PROVIDED INFORMATION:
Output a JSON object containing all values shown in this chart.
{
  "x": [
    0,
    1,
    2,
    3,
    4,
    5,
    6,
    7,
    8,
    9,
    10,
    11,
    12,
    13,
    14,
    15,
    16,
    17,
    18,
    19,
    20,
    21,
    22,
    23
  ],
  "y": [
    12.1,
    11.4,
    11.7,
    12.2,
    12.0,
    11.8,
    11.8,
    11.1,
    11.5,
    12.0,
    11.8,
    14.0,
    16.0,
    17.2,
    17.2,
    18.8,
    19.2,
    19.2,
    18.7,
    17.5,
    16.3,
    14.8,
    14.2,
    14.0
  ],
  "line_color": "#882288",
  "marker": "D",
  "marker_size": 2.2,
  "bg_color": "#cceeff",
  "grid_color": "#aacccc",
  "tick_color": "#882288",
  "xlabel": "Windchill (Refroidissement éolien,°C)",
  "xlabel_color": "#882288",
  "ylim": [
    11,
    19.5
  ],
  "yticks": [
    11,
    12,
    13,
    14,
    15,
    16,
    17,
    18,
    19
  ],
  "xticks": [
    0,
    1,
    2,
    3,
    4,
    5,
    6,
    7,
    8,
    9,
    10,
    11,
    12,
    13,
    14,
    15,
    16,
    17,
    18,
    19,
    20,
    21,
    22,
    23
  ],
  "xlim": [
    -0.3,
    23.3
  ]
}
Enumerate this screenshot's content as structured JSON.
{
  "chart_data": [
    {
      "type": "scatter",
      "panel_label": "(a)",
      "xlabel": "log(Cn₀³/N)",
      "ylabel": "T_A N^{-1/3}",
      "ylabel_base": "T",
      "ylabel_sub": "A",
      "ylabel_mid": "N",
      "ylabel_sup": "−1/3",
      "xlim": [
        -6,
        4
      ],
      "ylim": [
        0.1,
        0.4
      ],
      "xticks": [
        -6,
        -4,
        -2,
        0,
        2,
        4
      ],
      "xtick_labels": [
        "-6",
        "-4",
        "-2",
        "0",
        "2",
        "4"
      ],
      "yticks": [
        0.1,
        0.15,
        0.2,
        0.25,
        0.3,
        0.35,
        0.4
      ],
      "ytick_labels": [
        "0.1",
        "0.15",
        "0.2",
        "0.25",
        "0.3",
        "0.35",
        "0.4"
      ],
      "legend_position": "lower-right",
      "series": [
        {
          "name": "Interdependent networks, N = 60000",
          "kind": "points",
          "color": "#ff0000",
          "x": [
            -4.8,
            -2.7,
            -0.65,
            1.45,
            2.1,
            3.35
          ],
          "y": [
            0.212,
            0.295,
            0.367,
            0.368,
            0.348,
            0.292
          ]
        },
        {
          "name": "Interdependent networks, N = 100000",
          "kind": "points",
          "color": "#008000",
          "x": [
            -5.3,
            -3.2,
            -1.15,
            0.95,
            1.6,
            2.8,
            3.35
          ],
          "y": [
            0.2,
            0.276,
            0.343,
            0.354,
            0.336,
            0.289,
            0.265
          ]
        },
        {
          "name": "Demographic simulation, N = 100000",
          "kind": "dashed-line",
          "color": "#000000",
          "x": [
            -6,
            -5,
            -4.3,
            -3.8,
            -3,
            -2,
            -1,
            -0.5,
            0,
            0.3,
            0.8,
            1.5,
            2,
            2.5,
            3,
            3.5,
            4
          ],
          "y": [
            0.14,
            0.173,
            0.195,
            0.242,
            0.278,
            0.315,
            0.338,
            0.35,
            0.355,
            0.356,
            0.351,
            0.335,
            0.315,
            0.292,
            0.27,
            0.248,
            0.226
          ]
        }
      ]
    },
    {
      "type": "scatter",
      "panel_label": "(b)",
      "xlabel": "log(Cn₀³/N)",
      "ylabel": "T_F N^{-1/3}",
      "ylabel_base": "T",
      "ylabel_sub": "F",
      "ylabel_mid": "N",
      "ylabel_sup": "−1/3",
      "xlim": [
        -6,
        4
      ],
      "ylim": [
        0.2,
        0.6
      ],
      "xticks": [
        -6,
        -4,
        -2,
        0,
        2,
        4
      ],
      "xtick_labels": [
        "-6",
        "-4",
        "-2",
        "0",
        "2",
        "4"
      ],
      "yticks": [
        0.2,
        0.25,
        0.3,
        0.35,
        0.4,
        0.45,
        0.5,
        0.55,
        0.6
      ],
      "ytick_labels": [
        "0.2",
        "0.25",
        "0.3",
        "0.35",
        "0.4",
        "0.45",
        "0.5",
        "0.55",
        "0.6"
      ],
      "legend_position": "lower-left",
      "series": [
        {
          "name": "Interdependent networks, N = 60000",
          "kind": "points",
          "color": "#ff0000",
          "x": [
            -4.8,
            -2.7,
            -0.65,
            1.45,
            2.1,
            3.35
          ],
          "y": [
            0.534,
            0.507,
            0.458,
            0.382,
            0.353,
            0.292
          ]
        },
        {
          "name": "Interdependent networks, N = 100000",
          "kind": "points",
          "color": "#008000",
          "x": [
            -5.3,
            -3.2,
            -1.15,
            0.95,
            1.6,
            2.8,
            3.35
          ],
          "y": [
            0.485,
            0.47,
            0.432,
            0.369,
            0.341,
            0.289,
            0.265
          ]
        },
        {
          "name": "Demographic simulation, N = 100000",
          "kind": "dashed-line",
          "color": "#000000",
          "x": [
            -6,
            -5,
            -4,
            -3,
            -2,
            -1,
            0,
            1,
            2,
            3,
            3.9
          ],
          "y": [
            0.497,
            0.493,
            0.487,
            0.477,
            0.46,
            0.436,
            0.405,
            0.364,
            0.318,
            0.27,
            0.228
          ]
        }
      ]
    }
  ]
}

WHAT IS EXPECTED:
Repeat the material in full, exactly as it stands.

TASK RESPONSE:
Output a JSON object containing all values shown in this chart.
{
  "x": [
    0,
    1,
    2,
    3,
    4,
    5,
    6,
    7,
    8,
    9,
    10,
    11,
    12,
    13,
    14,
    15,
    16,
    17,
    18,
    19,
    20,
    21,
    22,
    23
  ],
  "y": [
    12.1,
    11.4,
    11.7,
    12.2,
    12.0,
    11.8,
    11.8,
    11.1,
    11.5,
    12.0,
    11.8,
    14.0,
    16.0,
    17.2,
    17.2,
    18.8,
    19.2,
    19.2,
    18.7,
    17.5,
    16.3,
    14.8,
    14.2,
    14.0
  ],
  "line_color": "#882288",
  "marker": "D",
  "marker_size": 2.2,
  "bg_color": "#cceeff",
  "grid_color": "#aacccc",
  "tick_color": "#882288",
  "xlabel": "Windchill (Refroidissement éolien,°C)",
  "xlabel_color": "#882288",
  "ylim": [
    11,
    19.5
  ],
  "yticks": [
    11,
    12,
    13,
    14,
    15,
    16,
    17,
    18,
    19
  ],
  "xticks": [
    0,
    1,
    2,
    3,
    4,
    5,
    6,
    7,
    8,
    9,
    10,
    11,
    12,
    13,
    14,
    15,
    16,
    17,
    18,
    19,
    20,
    21,
    22,
    23
  ],
  "xlim": [
    -0.3,
    23.3
  ]
}
Enumerate this screenshot's content as structured JSON.
{
  "chart_data": [
    {
      "type": "scatter",
      "panel_label": "(a)",
      "xlabel": "log(Cn₀³/N)",
      "ylabel": "T_A N^{-1/3}",
      "ylabel_base": "T",
      "ylabel_sub": "A",
      "ylabel_mid": "N",
      "ylabel_sup": "−1/3",
      "xlim": [
        -6,
        4
      ],
      "ylim": [
        0.1,
        0.4
      ],
      "xticks": [
        -6,
        -4,
        -2,
        0,
        2,
        4
      ],
      "xtick_labels": [
        "-6",
        "-4",
        "-2",
        "0",
        "2",
        "4"
      ],
      "yticks": [
        0.1,
        0.15,
        0.2,
        0.25,
        0.3,
        0.35,
        0.4
      ],
      "ytick_labels": [
        "0.1",
        "0.15",
        "0.2",
        "0.25",
        "0.3",
        "0.35",
        "0.4"
      ],
      "legend_position": "lower-right",
      "series": [
        {
          "name": "Interdependent networks, N = 60000",
          "kind": "points",
          "color": "#ff0000",
          "x": [
            -4.8,
            -2.7,
            -0.65,
            1.45,
            2.1,
            3.35
          ],
          "y": [
            0.212,
            0.295,
            0.367,
            0.368,
            0.348,
            0.292
          ]
        },
        {
          "name": "Interdependent networks, N = 100000",
          "kind": "points",
          "color": "#008000",
          "x": [
            -5.3,
            -3.2,
            -1.15,
            0.95,
            1.6,
            2.8,
            3.35
          ],
          "y": [
            0.2,
            0.276,
            0.343,
            0.354,
            0.336,
            0.289,
            0.265
          ]
        },
        {
          "name": "Demographic simulation, N = 100000",
          "kind": "dashed-line",
          "color": "#000000",
          "x": [
            -6,
            -5,
            -4.3,
            -3.8,
            -3,
            -2,
            -1,
            -0.5,
            0,
            0.3,
            0.8,
            1.5,
            2,
            2.5,
            3,
            3.5,
            4
          ],
          "y": [
            0.14,
            0.173,
            0.195,
            0.242,
            0.278,
            0.315,
            0.338,
            0.35,
            0.355,
            0.356,
            0.351,
            0.335,
            0.315,
            0.292,
            0.27,
            0.248,
            0.226
          ]
        }
      ]
    },
    {
      "type": "scatter",
      "panel_label": "(b)",
      "xlabel": "log(Cn₀³/N)",
      "ylabel": "T_F N^{-1/3}",
      "ylabel_base": "T",
      "ylabel_sub": "F",
      "ylabel_mid": "N",
      "ylabel_sup": "−1/3",
      "xlim": [
        -6,
        4
      ],
      "ylim": [
        0.2,
        0.6
      ],
      "xticks": [
        -6,
        -4,
        -2,
        0,
        2,
        4
      ],
      "xtick_labels": [
        "-6",
        "-4",
        "-2",
        "0",
        "2",
        "4"
      ],
      "yticks": [
        0.2,
        0.25,
        0.3,
        0.35,
        0.4,
        0.45,
        0.5,
        0.55,
        0.6
      ],
      "ytick_labels": [
        "0.2",
        "0.25",
        "0.3",
        "0.35",
        "0.4",
        "0.45",
        "0.5",
        "0.55",
        "0.6"
      ],
      "legend_position": "lower-left",
      "series": [
        {
          "name": "Interdependent networks, N = 60000",
          "kind": "points",
          "color": "#ff0000",
          "x": [
            -4.8,
            -2.7,
            -0.65,
            1.45,
            2.1,
            3.35
          ],
          "y": [
            0.534,
            0.507,
            0.458,
            0.382,
            0.353,
            0.292
          ]
        },
        {
          "name": "Interdependent networks, N = 100000",
          "kind": "points",
          "color": "#008000",
          "x": [
            -5.3,
            -3.2,
            -1.15,
            0.95,
            1.6,
            2.8,
            3.35
          ],
          "y": [
            0.485,
            0.47,
            0.432,
            0.369,
            0.341,
            0.289,
            0.265
          ]
        },
        {
          "name": "Demographic simulation, N = 100000",
          "kind": "dashed-line",
          "color": "#000000",
          "x": [
            -6,
            -5,
            -4,
            -3,
            -2,
            -1,
            0,
            1,
            2,
            3,
            3.9
          ],
          "y": [
            0.497,
            0.493,
            0.487,
            0.477,
            0.46,
            0.436,
            0.405,
            0.364,
            0.318,
            0.27,
            0.228
          ]
        }
      ]
    }
  ]
}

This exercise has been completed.